> Stated task: Every line that includes the word "的基础上每增加" is to be listed.

___ Extracted data ___

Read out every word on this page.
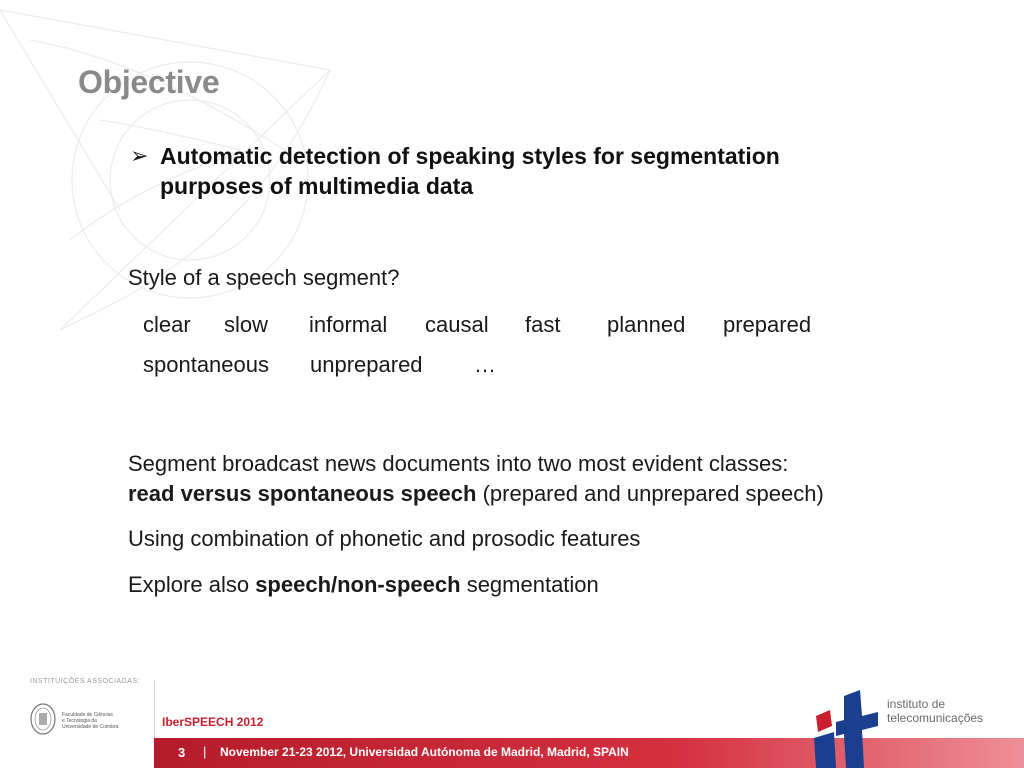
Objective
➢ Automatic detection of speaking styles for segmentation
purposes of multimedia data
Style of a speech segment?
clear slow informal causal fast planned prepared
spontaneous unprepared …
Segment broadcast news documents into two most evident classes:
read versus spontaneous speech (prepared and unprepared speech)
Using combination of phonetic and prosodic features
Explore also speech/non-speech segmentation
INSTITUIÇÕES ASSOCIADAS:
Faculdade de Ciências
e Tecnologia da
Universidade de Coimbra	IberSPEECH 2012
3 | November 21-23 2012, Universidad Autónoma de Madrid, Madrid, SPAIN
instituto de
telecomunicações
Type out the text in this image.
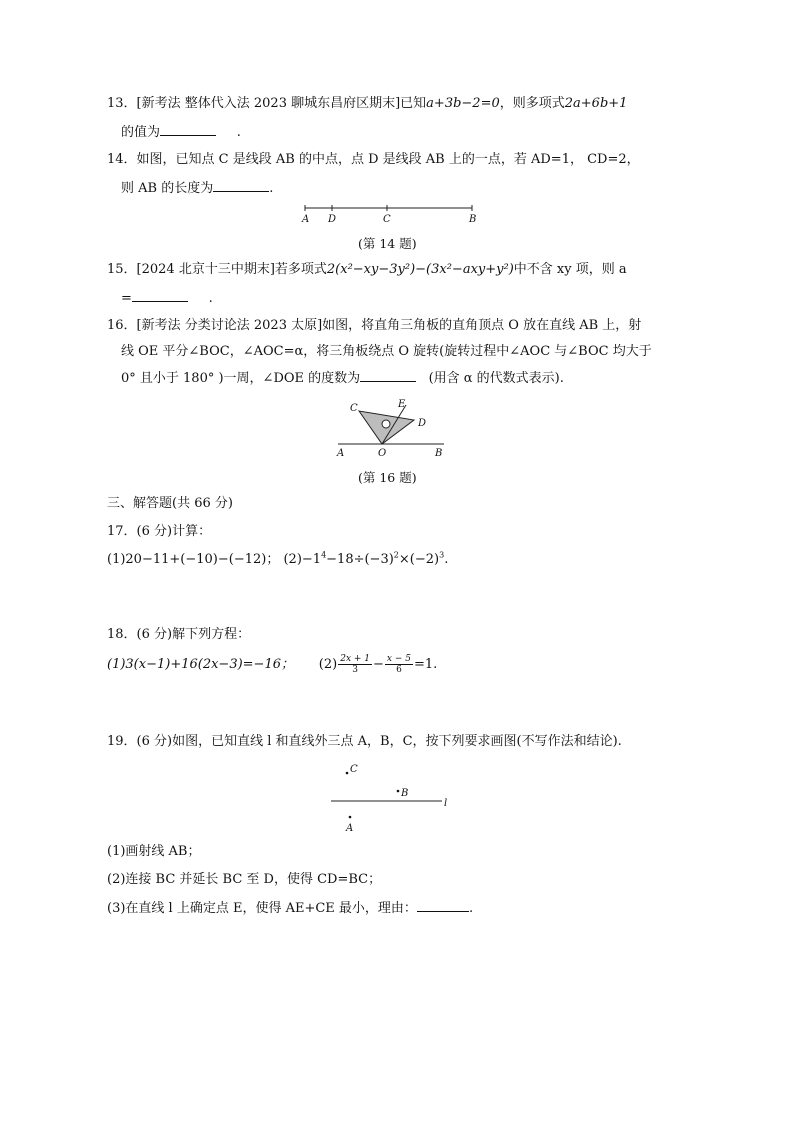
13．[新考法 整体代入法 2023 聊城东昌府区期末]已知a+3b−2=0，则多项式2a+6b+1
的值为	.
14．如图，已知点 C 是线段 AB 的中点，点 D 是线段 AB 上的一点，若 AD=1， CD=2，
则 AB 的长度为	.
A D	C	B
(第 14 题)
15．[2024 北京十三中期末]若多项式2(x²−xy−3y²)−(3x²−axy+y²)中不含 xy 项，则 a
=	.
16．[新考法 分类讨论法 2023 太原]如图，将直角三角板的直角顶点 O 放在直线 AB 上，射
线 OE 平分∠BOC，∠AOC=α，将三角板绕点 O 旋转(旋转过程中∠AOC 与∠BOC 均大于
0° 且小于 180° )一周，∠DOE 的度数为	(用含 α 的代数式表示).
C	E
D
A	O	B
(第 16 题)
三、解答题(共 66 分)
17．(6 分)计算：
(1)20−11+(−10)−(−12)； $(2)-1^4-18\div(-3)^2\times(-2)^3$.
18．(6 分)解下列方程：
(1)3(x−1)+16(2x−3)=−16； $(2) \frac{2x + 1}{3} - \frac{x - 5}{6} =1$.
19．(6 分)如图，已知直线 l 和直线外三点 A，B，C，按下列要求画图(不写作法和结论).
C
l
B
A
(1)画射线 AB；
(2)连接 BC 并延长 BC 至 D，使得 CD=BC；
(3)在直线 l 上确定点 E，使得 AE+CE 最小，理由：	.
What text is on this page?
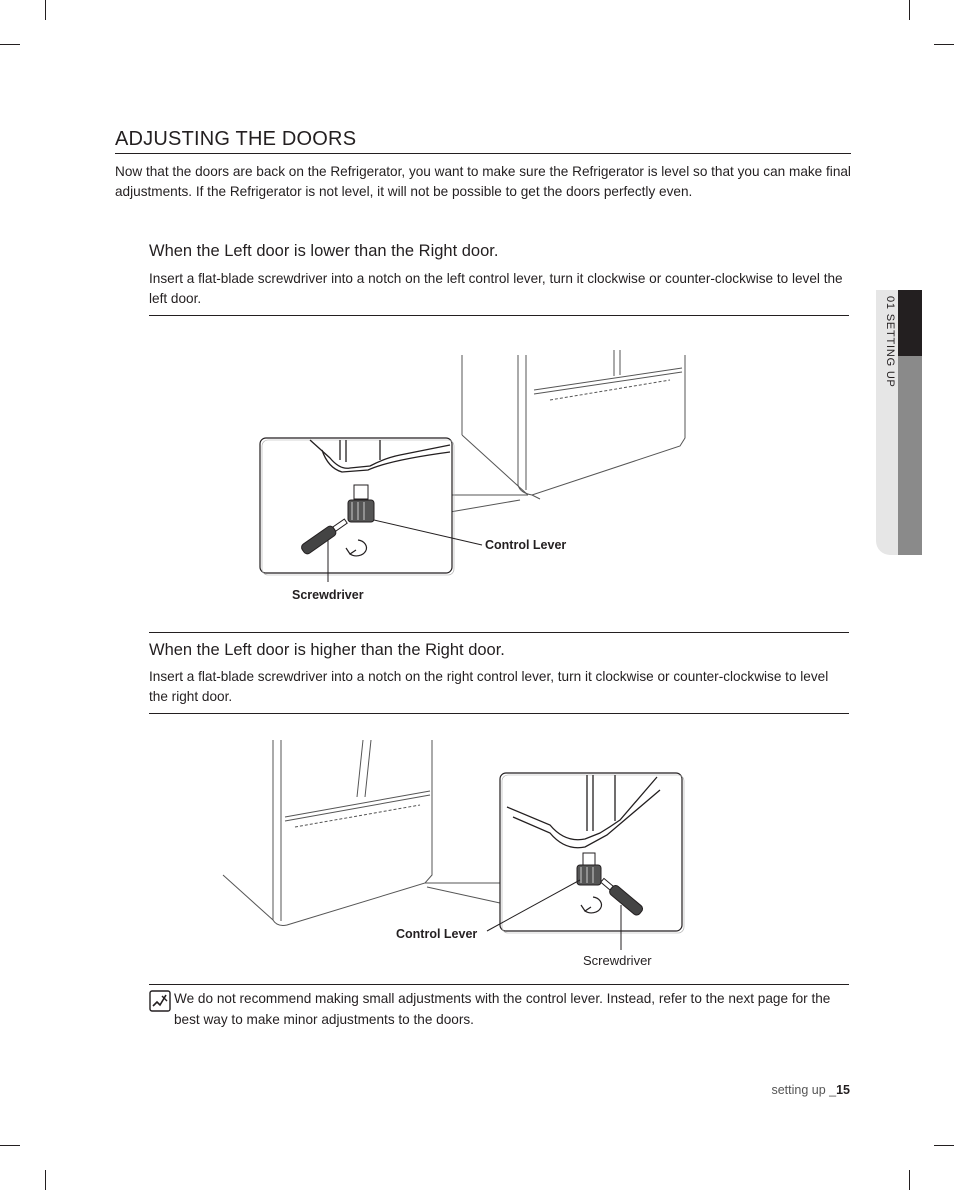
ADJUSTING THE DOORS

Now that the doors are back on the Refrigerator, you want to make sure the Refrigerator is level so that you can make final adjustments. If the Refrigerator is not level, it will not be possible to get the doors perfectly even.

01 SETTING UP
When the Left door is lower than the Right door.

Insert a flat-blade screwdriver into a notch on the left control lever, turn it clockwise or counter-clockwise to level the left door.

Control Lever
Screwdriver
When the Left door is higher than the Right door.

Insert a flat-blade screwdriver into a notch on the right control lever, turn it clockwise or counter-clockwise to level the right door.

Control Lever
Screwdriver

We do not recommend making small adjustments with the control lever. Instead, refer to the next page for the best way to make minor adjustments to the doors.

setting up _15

___
___ Extracted data ___

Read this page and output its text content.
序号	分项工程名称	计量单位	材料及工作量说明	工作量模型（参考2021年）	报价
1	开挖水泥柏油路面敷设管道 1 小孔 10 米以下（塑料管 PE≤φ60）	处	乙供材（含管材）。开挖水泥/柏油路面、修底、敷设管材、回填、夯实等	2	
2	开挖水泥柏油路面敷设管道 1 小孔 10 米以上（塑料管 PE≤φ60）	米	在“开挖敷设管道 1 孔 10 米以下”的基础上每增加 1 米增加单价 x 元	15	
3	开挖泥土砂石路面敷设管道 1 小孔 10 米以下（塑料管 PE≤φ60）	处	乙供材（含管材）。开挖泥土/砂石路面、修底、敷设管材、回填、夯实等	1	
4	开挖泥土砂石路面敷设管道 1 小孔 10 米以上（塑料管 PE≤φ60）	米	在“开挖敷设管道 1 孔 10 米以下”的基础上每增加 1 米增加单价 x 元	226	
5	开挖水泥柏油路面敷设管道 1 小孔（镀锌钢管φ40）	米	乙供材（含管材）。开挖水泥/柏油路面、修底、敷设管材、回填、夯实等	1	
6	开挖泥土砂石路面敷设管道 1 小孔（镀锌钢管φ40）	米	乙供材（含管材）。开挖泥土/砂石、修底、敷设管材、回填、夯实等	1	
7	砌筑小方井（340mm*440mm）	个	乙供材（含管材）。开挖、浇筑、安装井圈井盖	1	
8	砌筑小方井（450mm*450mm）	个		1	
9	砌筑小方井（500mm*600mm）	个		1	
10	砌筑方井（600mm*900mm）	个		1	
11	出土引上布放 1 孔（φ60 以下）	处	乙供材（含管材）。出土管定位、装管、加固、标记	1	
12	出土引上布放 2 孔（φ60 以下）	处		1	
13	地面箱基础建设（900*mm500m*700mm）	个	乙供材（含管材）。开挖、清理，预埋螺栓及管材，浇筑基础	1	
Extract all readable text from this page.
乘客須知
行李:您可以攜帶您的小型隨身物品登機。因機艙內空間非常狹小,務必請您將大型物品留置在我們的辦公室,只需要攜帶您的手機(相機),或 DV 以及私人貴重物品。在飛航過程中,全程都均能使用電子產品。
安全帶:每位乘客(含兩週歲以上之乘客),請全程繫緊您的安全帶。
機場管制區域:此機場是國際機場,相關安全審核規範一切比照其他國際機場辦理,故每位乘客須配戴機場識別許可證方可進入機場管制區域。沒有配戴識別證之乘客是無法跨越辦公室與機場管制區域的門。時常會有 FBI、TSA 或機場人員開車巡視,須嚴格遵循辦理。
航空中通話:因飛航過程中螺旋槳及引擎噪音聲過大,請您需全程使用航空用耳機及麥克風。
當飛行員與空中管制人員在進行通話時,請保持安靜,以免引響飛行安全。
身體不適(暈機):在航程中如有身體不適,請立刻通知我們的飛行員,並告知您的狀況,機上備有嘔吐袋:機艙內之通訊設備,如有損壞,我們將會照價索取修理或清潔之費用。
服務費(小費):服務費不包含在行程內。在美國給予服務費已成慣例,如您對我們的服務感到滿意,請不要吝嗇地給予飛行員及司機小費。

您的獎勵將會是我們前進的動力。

___

> Answer to this exercise:
2	开挖水泥柏油路面敷设管道 1 小孔 10 米以上（塑料管 PE≤φ60）	米	在“开挖敷设管道 1 孔 10 米以下”的基础上每增加 1 米增加单价 x 元	15	
4	开挖泥土砂石路面敷设管道 1 小孔 10 米以上（塑料管 PE≤φ60）	米	在“开挖敷设管道 1 孔 10 米以下”的基础上每增加 1 米增加单价 x 元	226	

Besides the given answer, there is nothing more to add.